(Stated task): Set each record down exactly, excluding all images.

(Working data):
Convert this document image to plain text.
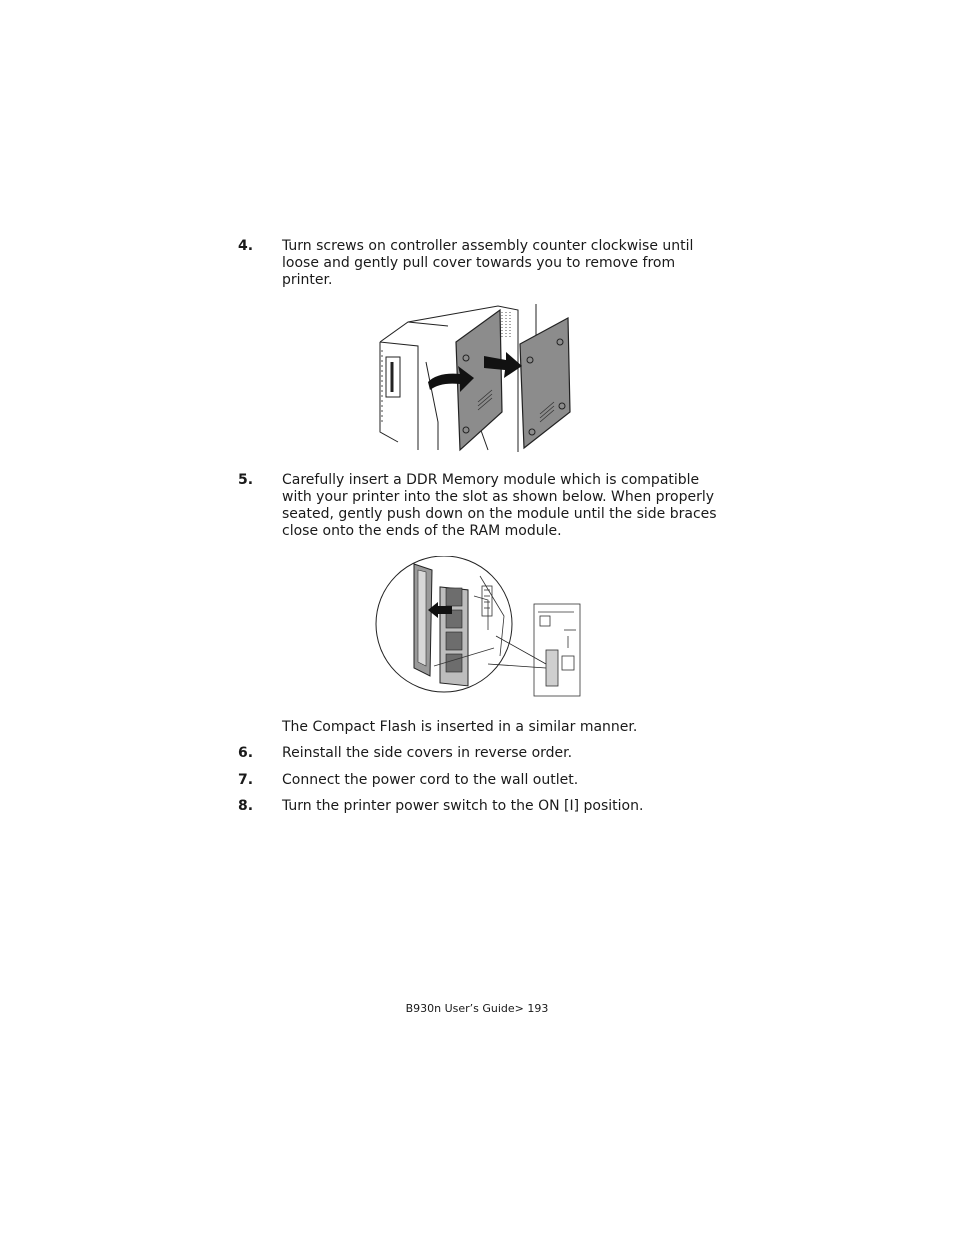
4. Turn screws on controller assembly counter clockwise until loose and gently pull cover towards you to remove from printer.
5. Carefully insert a DDR Memory module which is compatible with your printer into the slot as shown below. When properly seated, gently push down on the module until the side braces close onto the ends of the RAM module.
The Compact Flash is inserted in a similar manner.
6. Reinstall the side covers in reverse order.
7. Connect the power cord to the wall outlet.
8. Turn the printer power switch to the ON [I] position.
B930n User’s Guide> 193
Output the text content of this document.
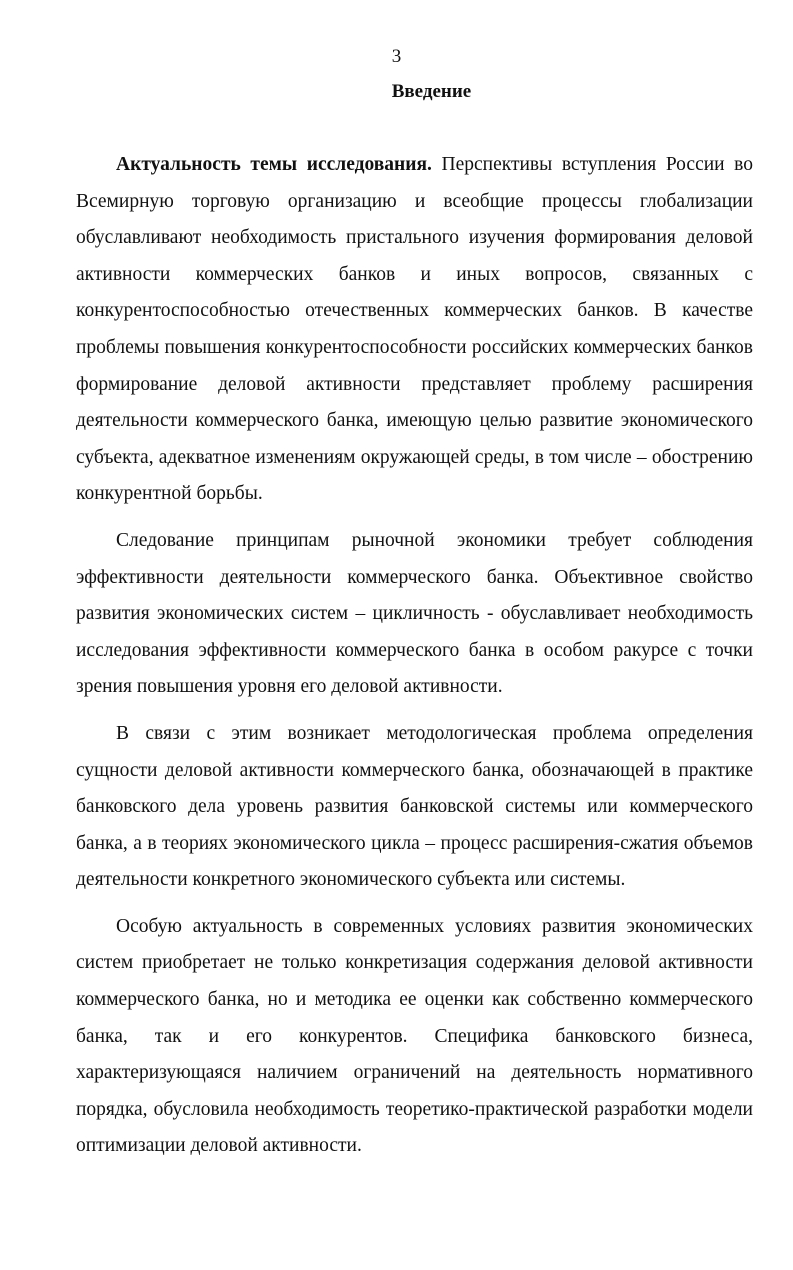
3
Введение

Актуальность темы исследования. Перспективы вступления России во Всемирную торговую организацию и всеобщие процессы глобализации обуславливают необходимость пристального изучения формирования деловой активности коммерческих банков и иных вопросов, связанных с конкурентоспособностью отечественных коммерческих банков. В качестве проблемы повышения конкурентоспособности российских коммерческих банков формирование деловой активности представляет проблему расширения деятельности коммерческого банка, имеющую целью развитие экономического субъекта, адекватное изменениям окружающей среды, в том числе – обострению конкурентной борьбы.

Следование принципам рыночной экономики требует соблюдения эффективности деятельности коммерческого банка. Объективное свойство развития экономических систем – цикличность - обуславливает необходимость исследования эффективности коммерческого банка в особом ракурсе с точки зрения повышения уровня его деловой активности.

В связи с этим возникает методологическая проблема определения сущности деловой активности коммерческого банка, обозначающей в практике банковского дела уровень развития банковской системы или коммерческого банка, а в теориях экономического цикла – процесс расширения-сжатия объемов деятельности конкретного экономического субъекта или системы.

Особую актуальность в современных условиях развития экономических систем приобретает не только конкретизация содержания деловой активности коммерческого банка, но и методика ее оценки как собственно коммерческого банка, так и его конкурентов. Специфика банковского бизнеса, характеризующаяся наличием ограничений на деятельность нормативного порядка, обусловила необходимость теоретико-практической разработки модели оптимизации деловой активности.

(Final answer):
Convert this document image to plain text.
4. Turn screws on controller assembly counter clockwise until loose and gently pull cover towards you to remove from printer.
5. Carefully insert a DDR Memory module which is compatible with your printer into the slot as shown below. When properly seated, gently push down on the module until the side braces close onto the ends of the RAM module.
The Compact Flash is inserted in a similar manner.
6. Reinstall the side covers in reverse order.
7. Connect the power cord to the wall outlet.
8. Turn the printer power switch to the ON [I] position.
B930n User’s Guide> 193
Output the text content of this document.
3
Введение

Актуальность темы исследования. Перспективы вступления России во Всемирную торговую организацию и всеобщие процессы глобализации обуславливают необходимость пристального изучения формирования деловой активности коммерческих банков и иных вопросов, связанных с конкурентоспособностью отечественных коммерческих банков. В качестве проблемы повышения конкурентоспособности российских коммерческих банков формирование деловой активности представляет проблему расширения деятельности коммерческого банка, имеющую целью развитие экономического субъекта, адекватное изменениям окружающей среды, в том числе – обострению конкурентной борьбы.

Следование принципам рыночной экономики требует соблюдения эффективности деятельности коммерческого банка. Объективное свойство развития экономических систем – цикличность - обуславливает необходимость исследования эффективности коммерческого банка в особом ракурсе с точки зрения повышения уровня его деловой активности.

В связи с этим возникает методологическая проблема определения сущности деловой активности коммерческого банка, обозначающей в практике банковского дела уровень развития банковской системы или коммерческого банка, а в теориях экономического цикла – процесс расширения-сжатия объемов деятельности конкретного экономического субъекта или системы.

Особую актуальность в современных условиях развития экономических систем приобретает не только конкретизация содержания деловой активности коммерческого банка, но и методика ее оценки как собственно коммерческого банка, так и его конкурентов. Специфика банковского бизнеса, характеризующаяся наличием ограничений на деятельность нормативного порядка, обусловила необходимость теоретико-практической разработки модели оптимизации деловой активности.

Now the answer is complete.